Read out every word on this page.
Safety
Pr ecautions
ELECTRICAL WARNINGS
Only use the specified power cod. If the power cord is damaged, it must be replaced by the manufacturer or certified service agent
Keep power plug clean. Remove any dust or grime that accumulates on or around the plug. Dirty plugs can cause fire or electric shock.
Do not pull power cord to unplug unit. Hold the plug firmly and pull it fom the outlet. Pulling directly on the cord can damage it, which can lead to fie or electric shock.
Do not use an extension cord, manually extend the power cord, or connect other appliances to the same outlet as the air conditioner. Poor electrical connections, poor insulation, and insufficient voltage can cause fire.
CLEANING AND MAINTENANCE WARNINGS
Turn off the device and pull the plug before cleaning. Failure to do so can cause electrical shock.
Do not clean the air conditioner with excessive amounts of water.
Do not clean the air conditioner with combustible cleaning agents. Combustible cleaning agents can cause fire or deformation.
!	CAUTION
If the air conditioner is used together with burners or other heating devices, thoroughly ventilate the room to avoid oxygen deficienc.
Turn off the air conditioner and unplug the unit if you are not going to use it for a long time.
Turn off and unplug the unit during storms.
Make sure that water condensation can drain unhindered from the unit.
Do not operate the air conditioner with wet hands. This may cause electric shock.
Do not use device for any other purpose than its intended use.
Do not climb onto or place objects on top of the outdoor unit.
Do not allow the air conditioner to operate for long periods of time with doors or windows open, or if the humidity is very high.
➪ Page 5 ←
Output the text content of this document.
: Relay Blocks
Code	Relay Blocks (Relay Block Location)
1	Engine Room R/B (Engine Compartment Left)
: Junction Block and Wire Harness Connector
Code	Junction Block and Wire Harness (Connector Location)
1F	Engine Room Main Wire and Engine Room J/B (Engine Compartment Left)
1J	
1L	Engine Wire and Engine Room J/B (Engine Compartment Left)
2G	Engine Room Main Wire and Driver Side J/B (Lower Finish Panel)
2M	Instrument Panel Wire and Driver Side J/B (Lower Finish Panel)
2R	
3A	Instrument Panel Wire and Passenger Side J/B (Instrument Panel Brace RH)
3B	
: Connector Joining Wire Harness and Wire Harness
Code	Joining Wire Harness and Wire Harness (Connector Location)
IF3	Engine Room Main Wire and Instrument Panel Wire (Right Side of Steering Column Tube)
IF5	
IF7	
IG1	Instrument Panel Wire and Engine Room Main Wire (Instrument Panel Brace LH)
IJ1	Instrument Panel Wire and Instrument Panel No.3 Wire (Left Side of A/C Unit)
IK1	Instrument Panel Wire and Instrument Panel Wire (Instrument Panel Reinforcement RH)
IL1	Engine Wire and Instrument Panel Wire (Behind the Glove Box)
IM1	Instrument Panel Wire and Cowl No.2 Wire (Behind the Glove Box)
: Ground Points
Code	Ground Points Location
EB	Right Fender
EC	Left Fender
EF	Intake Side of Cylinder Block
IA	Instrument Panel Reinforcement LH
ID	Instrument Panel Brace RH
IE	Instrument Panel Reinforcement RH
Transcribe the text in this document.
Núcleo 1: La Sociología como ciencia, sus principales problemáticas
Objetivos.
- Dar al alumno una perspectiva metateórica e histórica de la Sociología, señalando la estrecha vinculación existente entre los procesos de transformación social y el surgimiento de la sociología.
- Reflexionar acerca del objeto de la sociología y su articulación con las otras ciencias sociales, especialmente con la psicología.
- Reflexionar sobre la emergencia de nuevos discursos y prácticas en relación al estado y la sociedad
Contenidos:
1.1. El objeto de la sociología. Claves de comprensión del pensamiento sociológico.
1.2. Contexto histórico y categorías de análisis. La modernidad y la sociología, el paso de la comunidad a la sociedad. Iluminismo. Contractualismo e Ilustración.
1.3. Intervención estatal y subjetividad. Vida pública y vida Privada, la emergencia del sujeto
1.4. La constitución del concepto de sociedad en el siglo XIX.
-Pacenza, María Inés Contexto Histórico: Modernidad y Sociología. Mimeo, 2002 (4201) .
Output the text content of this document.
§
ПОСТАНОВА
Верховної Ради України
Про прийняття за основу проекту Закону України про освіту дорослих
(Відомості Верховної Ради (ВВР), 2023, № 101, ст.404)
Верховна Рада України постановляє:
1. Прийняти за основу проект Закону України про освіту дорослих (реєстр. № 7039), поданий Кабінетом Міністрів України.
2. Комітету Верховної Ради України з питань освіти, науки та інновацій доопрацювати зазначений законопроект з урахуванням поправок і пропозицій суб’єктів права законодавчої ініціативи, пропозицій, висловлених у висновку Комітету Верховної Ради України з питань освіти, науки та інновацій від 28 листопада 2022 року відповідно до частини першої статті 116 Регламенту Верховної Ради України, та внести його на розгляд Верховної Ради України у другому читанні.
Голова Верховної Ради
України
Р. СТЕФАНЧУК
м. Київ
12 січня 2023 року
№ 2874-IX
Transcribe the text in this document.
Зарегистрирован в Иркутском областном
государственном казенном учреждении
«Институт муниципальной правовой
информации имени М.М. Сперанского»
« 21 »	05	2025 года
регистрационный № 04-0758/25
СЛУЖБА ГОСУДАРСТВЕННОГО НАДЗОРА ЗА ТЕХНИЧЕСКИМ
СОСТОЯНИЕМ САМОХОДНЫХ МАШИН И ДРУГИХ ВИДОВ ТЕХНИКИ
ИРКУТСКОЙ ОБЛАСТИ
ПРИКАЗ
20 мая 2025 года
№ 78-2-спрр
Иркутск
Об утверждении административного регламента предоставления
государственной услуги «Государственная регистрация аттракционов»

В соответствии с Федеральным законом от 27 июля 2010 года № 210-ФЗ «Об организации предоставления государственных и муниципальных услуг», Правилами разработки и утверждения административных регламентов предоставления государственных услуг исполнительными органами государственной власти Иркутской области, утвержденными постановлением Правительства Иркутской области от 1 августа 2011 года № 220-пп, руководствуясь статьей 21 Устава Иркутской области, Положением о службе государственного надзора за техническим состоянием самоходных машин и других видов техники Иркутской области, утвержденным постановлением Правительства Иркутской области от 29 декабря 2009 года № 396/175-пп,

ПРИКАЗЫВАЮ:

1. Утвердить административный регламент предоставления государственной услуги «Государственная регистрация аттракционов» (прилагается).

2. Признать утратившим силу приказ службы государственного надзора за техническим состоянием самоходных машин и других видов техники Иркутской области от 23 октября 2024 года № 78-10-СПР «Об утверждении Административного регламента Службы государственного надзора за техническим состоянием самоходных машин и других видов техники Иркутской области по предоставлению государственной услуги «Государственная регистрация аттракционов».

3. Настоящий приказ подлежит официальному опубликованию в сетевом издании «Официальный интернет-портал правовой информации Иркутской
☆ ☆ ☆ ☆
What to do: Gather each line that holds "Turn".

Written response:
Turn off the device and pull the plug before cleaning. Failure to do so can cause electrical shock.
Turn off the air conditioner and unplug the unit if you are not going to use it for a long time.
Turn off and unplug the unit during storms.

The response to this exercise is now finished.